[Records about charts and figures]
........
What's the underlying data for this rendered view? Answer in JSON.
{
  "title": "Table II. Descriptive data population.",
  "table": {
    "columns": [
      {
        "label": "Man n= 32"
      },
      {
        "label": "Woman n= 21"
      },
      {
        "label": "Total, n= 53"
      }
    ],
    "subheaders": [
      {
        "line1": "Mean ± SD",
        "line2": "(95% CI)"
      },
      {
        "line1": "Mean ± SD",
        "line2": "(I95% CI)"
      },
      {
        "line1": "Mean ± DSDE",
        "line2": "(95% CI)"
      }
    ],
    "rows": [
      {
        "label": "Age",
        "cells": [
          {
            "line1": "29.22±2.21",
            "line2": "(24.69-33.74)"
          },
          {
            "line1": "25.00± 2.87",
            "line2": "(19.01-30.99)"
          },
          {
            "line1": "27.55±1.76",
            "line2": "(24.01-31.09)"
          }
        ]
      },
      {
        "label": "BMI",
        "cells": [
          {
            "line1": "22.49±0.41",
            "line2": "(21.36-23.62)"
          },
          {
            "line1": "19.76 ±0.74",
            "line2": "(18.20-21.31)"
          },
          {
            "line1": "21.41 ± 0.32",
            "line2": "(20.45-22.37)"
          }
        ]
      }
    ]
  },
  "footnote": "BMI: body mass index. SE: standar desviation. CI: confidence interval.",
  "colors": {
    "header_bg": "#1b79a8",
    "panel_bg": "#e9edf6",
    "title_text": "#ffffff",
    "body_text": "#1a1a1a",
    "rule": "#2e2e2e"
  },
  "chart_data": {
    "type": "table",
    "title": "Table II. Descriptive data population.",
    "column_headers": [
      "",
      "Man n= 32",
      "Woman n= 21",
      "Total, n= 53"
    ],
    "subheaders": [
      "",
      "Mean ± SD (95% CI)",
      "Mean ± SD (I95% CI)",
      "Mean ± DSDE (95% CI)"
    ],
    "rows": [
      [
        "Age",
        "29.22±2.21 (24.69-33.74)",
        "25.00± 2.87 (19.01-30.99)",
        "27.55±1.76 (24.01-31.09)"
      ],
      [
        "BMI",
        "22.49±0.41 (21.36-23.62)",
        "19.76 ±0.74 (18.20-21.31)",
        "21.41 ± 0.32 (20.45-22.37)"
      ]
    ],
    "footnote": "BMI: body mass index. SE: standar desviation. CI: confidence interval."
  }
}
........
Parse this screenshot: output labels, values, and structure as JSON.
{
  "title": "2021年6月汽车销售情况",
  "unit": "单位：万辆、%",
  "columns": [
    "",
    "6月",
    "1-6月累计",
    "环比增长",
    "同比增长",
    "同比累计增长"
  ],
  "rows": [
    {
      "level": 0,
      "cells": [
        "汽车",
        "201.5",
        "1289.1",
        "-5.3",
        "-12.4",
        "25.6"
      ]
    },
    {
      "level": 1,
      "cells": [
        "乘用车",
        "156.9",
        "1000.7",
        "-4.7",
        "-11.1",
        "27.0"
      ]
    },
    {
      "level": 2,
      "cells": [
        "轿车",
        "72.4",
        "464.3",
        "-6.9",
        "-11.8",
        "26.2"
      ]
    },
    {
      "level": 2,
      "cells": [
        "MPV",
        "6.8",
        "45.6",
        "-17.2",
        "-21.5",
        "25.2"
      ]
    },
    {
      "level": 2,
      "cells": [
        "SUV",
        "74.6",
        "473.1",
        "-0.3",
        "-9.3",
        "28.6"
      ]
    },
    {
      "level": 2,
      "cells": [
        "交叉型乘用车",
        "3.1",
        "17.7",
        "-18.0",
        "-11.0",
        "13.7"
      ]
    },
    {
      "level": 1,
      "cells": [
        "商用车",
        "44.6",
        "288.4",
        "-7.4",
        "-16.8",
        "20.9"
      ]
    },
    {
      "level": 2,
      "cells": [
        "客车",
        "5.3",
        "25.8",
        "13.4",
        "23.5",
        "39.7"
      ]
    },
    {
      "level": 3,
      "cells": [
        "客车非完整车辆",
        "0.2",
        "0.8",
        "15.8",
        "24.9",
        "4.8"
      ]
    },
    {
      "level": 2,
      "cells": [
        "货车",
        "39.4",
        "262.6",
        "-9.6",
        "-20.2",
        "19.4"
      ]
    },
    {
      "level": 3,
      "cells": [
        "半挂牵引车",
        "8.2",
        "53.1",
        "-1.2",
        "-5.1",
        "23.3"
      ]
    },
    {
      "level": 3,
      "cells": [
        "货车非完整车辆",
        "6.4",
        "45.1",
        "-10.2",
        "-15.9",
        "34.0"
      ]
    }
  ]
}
........
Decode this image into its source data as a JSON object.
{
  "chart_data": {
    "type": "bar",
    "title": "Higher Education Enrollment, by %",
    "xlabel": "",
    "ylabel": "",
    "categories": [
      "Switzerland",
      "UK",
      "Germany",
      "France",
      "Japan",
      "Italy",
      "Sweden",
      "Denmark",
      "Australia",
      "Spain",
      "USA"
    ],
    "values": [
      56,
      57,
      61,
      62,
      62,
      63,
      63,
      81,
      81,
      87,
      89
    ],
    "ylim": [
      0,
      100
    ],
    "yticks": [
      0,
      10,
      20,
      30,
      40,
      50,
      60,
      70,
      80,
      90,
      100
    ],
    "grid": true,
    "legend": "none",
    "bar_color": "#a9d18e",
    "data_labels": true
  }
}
........
WHAT IS EXPECTED |
Only the number is wanted: how many lines in the data include the word "population"?

EXERCISE ANSWER |
2